--- Task directions ---
Turn every line of the material below into a JSON array of strings, one string per line, and leave out any blank lines.

+--

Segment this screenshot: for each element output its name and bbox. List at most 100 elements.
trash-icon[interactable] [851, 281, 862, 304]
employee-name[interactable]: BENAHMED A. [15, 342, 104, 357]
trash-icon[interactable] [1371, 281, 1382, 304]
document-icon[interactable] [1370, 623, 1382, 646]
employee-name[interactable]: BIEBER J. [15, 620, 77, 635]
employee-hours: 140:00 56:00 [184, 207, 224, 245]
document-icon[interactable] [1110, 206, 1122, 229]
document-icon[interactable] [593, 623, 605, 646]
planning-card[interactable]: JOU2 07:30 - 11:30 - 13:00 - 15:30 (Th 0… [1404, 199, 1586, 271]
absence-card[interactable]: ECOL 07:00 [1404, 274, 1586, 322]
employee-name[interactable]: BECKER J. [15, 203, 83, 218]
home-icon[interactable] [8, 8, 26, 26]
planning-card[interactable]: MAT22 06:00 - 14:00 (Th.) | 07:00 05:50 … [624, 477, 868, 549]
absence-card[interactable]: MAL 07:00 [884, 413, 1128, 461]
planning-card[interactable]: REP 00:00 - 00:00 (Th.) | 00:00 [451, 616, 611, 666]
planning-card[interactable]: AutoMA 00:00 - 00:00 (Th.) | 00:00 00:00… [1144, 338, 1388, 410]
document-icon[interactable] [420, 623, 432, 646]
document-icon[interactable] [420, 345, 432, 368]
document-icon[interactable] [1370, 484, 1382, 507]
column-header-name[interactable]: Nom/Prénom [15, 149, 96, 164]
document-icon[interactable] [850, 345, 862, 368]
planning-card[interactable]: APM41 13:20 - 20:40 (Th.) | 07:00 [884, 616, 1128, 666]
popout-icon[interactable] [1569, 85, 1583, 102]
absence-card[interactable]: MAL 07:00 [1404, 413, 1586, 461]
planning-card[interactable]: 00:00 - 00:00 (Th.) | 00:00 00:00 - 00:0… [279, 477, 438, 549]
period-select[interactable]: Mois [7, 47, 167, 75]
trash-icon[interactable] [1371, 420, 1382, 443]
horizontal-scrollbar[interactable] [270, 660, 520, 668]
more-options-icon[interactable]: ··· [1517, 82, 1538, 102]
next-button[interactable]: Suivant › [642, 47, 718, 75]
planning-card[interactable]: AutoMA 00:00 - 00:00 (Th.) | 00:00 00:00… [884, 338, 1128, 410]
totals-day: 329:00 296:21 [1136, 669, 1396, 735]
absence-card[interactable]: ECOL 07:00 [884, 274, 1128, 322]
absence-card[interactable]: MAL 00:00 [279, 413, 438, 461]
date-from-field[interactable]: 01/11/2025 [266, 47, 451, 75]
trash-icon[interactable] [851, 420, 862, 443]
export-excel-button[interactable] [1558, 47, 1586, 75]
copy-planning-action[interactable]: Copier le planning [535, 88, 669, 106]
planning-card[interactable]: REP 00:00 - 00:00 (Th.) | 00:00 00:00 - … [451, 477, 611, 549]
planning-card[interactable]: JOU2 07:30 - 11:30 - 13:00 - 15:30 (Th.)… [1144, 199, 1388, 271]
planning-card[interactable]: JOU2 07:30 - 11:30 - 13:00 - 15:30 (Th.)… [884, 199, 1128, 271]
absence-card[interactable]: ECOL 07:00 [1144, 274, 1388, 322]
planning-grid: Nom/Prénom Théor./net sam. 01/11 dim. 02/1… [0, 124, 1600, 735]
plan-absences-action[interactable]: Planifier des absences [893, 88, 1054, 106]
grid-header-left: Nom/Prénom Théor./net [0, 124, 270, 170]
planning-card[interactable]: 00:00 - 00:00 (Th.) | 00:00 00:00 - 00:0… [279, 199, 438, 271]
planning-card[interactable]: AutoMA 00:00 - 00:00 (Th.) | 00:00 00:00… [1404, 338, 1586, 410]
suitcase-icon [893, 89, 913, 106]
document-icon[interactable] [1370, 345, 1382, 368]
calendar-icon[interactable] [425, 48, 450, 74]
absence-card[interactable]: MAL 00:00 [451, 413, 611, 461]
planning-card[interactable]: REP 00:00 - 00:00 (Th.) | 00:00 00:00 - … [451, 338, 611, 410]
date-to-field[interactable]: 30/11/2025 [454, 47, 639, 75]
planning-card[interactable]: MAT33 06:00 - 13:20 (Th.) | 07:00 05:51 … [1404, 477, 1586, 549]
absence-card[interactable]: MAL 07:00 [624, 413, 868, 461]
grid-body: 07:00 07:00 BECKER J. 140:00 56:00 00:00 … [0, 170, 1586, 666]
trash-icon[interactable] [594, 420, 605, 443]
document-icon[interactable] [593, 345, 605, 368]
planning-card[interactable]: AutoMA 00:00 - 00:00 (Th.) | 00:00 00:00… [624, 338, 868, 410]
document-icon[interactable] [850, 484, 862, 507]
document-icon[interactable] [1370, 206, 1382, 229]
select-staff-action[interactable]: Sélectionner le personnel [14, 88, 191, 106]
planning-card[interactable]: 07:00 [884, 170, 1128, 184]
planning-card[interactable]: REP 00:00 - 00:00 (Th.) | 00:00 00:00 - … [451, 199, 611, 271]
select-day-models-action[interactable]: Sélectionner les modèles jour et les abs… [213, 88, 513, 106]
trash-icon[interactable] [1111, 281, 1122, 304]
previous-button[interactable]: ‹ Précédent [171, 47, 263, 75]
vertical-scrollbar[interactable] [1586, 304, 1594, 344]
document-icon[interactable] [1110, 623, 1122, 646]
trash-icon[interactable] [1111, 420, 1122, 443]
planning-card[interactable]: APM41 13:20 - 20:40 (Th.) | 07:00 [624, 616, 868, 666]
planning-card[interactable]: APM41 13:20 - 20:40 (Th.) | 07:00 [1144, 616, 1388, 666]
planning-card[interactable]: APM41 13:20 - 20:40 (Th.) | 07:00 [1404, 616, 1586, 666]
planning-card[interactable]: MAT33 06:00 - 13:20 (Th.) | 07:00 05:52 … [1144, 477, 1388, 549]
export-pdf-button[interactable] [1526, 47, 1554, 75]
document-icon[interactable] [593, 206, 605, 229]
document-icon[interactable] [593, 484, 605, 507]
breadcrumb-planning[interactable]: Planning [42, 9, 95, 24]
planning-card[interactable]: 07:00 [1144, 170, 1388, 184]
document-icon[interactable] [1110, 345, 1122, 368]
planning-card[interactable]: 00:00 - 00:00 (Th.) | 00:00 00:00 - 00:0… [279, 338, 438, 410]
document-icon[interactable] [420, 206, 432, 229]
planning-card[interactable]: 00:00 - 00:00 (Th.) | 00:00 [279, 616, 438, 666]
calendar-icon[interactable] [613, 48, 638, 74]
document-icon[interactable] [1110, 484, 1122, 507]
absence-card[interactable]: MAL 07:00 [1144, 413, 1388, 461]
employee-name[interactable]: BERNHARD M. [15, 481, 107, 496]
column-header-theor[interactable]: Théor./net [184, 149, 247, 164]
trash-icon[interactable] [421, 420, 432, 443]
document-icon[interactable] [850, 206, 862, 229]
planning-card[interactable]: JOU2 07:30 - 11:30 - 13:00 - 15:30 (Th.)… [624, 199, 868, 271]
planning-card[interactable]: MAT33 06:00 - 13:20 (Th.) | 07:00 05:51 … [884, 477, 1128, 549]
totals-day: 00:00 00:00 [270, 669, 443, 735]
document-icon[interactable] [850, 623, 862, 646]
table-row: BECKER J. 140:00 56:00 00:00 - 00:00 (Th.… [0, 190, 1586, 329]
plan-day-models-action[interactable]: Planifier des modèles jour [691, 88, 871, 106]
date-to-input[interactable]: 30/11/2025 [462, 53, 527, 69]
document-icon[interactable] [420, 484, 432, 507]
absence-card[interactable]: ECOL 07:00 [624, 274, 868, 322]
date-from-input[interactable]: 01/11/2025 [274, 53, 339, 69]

+--

--- Exercise response ---
[
  "Segment this screenshot: for each element output its name and bbox. List at most 100 elements.",
  "trash-icon[interactable] [851, 281, 862, 304]",
  "employee-name[interactable]: BENAHMED A. [15, 342, 104, 357]",
  "trash-icon[interactable] [1371, 281, 1382, 304]",
  "document-icon[interactable] [1370, 623, 1382, 646]",
  "employee-name[interactable]: BIEBER J. [15, 620, 77, 635]",
  "employee-hours: 140:00 56:00 [184, 207, 224, 245]",
  "document-icon[interactable] [1110, 206, 1122, 229]",
  "document-icon[interactable] [593, 623, 605, 646]",
  "planning-card[interactable]: JOU2 07:30 - 11:30 - 13:00 - 15:30 (Th 0… [1404, 199, 1586, 271]",
  "absence-card[interactable]: ECOL 07:00 [1404, 274, 1586, 322]",
  "employee-name[interactable]: BECKER J. [15, 203, 83, 218]",
  "home-icon[interactable] [8, 8, 26, 26]",
  "planning-card[interactable]: MAT22 06:00 - 14:00 (Th.) | 07:00 05:50 … [624, 477, 868, 549]",
  "absence-card[interactable]: MAL 07:00 [884, 413, 1128, 461]",
  "planning-card[interactable]: REP 00:00 - 00:00 (Th.) | 00:00 [451, 616, 611, 666]",
  "planning-card[interactable]: AutoMA 00:00 - 00:00 (Th.) | 00:00 00:00… [1144, 338, 1388, 410]",
  "document-icon[interactable] [420, 623, 432, 646]",
  "document-icon[interactable] [420, 345, 432, 368]",
  "document-icon[interactable] [1370, 484, 1382, 507]",
  "column-header-name[interactable]: Nom/Prénom [15, 149, 96, 164]",
  "document-icon[interactable] [850, 345, 862, 368]",
  "planning-card[interactable]: APM41 13:20 - 20:40 (Th.) | 07:00 [884, 616, 1128, 666]",
  "popout-icon[interactable] [1569, 85, 1583, 102]",
  "absence-card[interactable]: MAL 07:00 [1404, 413, 1586, 461]",
  "planning-card[interactable]: 00:00 - 00:00 (Th.) | 00:00 00:00 - 00:0… [279, 477, 438, 549]",
  "period-select[interactable]: Mois [7, 47, 167, 75]",
  "trash-icon[interactable] [1371, 420, 1382, 443]",
  "horizontal-scrollbar[interactable] [270, 660, 520, 668]",
  "more-options-icon[interactable]: ··· [1517, 82, 1538, 102]",
  "next-button[interactable]: Suivant › [642, 47, 718, 75]",
  "planning-card[interactable]: AutoMA 00:00 - 00:00 (Th.) | 00:00 00:00… [884, 338, 1128, 410]",
  "totals-day: 329:00 296:21 [1136, 669, 1396, 735]",
  "absence-card[interactable]: ECOL 07:00 [884, 274, 1128, 322]",
  "absence-card[interactable]: MAL 00:00 [279, 413, 438, 461]",
  "date-from-field[interactable]: 01/11/2025 [266, 47, 451, 75]",
  "trash-icon[interactable] [851, 420, 862, 443]",
  "export-excel-button[interactable] [1558, 47, 1586, 75]",
  "copy-planning-action[interactable]: Copier le planning [535, 88, 669, 106]",
  "planning-card[interactable]: REP 00:00 - 00:00 (Th.) | 00:00 00:00 - … [451, 477, 611, 549]",
  "planning-card[interactable]: JOU2 07:30 - 11:30 - 13:00 - 15:30 (Th.)… [1144, 199, 1388, 271]",
  "planning-card[interactable]: JOU2 07:30 - 11:30 - 13:00 - 15:30 (Th.)… [884, 199, 1128, 271]",
  "absence-card[interactable]: ECOL 07:00 [1144, 274, 1388, 322]",
  "planning-grid: Nom/Prénom Théor./net sam. 01/11 dim. 02/1… [0, 124, 1600, 735]",
  "plan-absences-action[interactable]: Planifier des absences [893, 88, 1054, 106]",
  "grid-header-left: Nom/Prénom Théor./net [0, 124, 270, 170]",
  "planning-card[interactable]: 00:00 - 00:00 (Th.) | 00:00 00:00 - 00:0… [279, 199, 438, 271]",
  "planning-card[interactable]: AutoMA 00:00 - 00:00 (Th.) | 00:00 00:00… [1404, 338, 1586, 410]",
  "suitcase-icon [893, 89, 913, 106]",
  "document-icon[interactable] [1370, 345, 1382, 368]",
  "calendar-icon[interactable] [425, 48, 450, 74]",
  "absence-card[interactable]: MAL 00:00 [451, 413, 611, 461]",
  "planning-card[interactable]: REP 00:00 - 00:00 (Th.) | 00:00 00:00 - … [451, 338, 611, 410]",
  "date-to-field[interactable]: 30/11/2025 [454, 47, 639, 75]",
  "planning-card[interactable]: MAT33 06:00 - 13:20 (Th.) | 07:00 05:51 … [1404, 477, 1586, 549]",
  "absence-card[interactable]: MAL 07:00 [624, 413, 868, 461]",
  "grid-body: 07:00 07:00 BECKER J. 140:00 56:00 00:00 … [0, 170, 1586, 666]",
  "trash-icon[interactable] [594, 420, 605, 443]",
  "document-icon[interactable] [593, 345, 605, 368]",
  "planning-card[interactable]: AutoMA 00:00 - 00:00 (Th.) | 00:00 00:00… [624, 338, 868, 410]",
  "document-icon[interactable] [850, 484, 862, 507]",
  "document-icon[interactable] [1370, 206, 1382, 229]",
  "select-staff-action[interactable]: Sélectionner le personnel [14, 88, 191, 106]",
  "planning-card[interactable]: 07:00 [884, 170, 1128, 184]",
  "planning-card[interactable]: REP 00:00 - 00:00 (Th.) | 00:00 00:00 - … [451, 199, 611, 271]",
  "select-day-models-action[interactable]: Sélectionner les modèles jour et les abs… [213, 88, 513, 106]",
  "trash-icon[interactable] [1111, 281, 1122, 304]",
  "previous-button[interactable]: ‹ Précédent [171, 47, 263, 75]",
  "vertical-scrollbar[interactable] [1586, 304, 1594, 344]",
  "document-icon[interactable] [1110, 623, 1122, 646]",
  "trash-icon[interactable] [1111, 420, 1122, 443]",
  "planning-card[interactable]: APM41 13:20 - 20:40 (Th.) | 07:00 [624, 616, 868, 666]",
  "planning-card[interactable]: APM41 13:20 - 20:40 (Th.) | 07:00 [1144, 616, 1388, 666]",
  "planning-card[interactable]: APM41 13:20 - 20:40 (Th.) | 07:00 [1404, 616, 1586, 666]",
  "planning-card[interactable]: MAT33 06:00 - 13:20 (Th.) | 07:00 05:52 … [1144, 477, 1388, 549]",
  "export-pdf-button[interactable] [1526, 47, 1554, 75]",
  "document-icon[interactable] [593, 206, 605, 229]",
  "document-icon[interactable] [593, 484, 605, 507]",
  "breadcrumb-planning[interactable]: Planning [42, 9, 95, 24]",
  "planning-card[interactable]: 07:00 [1144, 170, 1388, 184]",
  "document-icon[interactable] [1110, 345, 1122, 368]",
  "planning-card[interactable]: 00:00 - 00:00 (Th.) | 00:00 00:00 - 00:0… [279, 338, 438, 410]",
  "document-icon[interactable] [420, 206, 432, 229]",
  "planning-card[interactable]: 00:00 - 00:00 (Th.) | 00:00 [279, 616, 438, 666]",
  "calendar-icon[interactable] [613, 48, 638, 74]",
  "document-icon[interactable] [1110, 484, 1122, 507]",
  "absence-card[interactable]: MAL 07:00 [1144, 413, 1388, 461]",
  "employee-name[interactable]: BERNHARD M. [15, 481, 107, 496]",
  "column-header-theor[interactable]: Théor./net [184, 149, 247, 164]",
  "trash-icon[interactable] [421, 420, 432, 443]",
  "document-icon[interactable] [850, 206, 862, 229]",
  "planning-card[interactable]: JOU2 07:30 - 11:30 - 13:00 - 15:30 (Th.)… [624, 199, 868, 271]",
  "planning-card[interactable]: MAT33 06:00 - 13:20 (Th.) | 07:00 05:51 … [884, 477, 1128, 549]",
  "totals-day: 00:00 00:00 [270, 669, 443, 735]",
  "document-icon[interactable] [850, 623, 862, 646]",
  "table-row: BECKER J. 140:00 56:00 00:00 - 00:00 (Th.… [0, 190, 1586, 329]",
  "plan-day-models-action[interactable]: Planifier des modèles jour [691, 88, 871, 106]",
  "date-to-input[interactable]: 30/11/2025 [462, 53, 527, 69]",
  "document-icon[interactable] [420, 484, 432, 507]",
  "absence-card[interactable]: ECOL 07:00 [624, 274, 868, 322]",
  "date-from-input[interactable]: 01/11/2025 [274, 53, 339, 69]"
]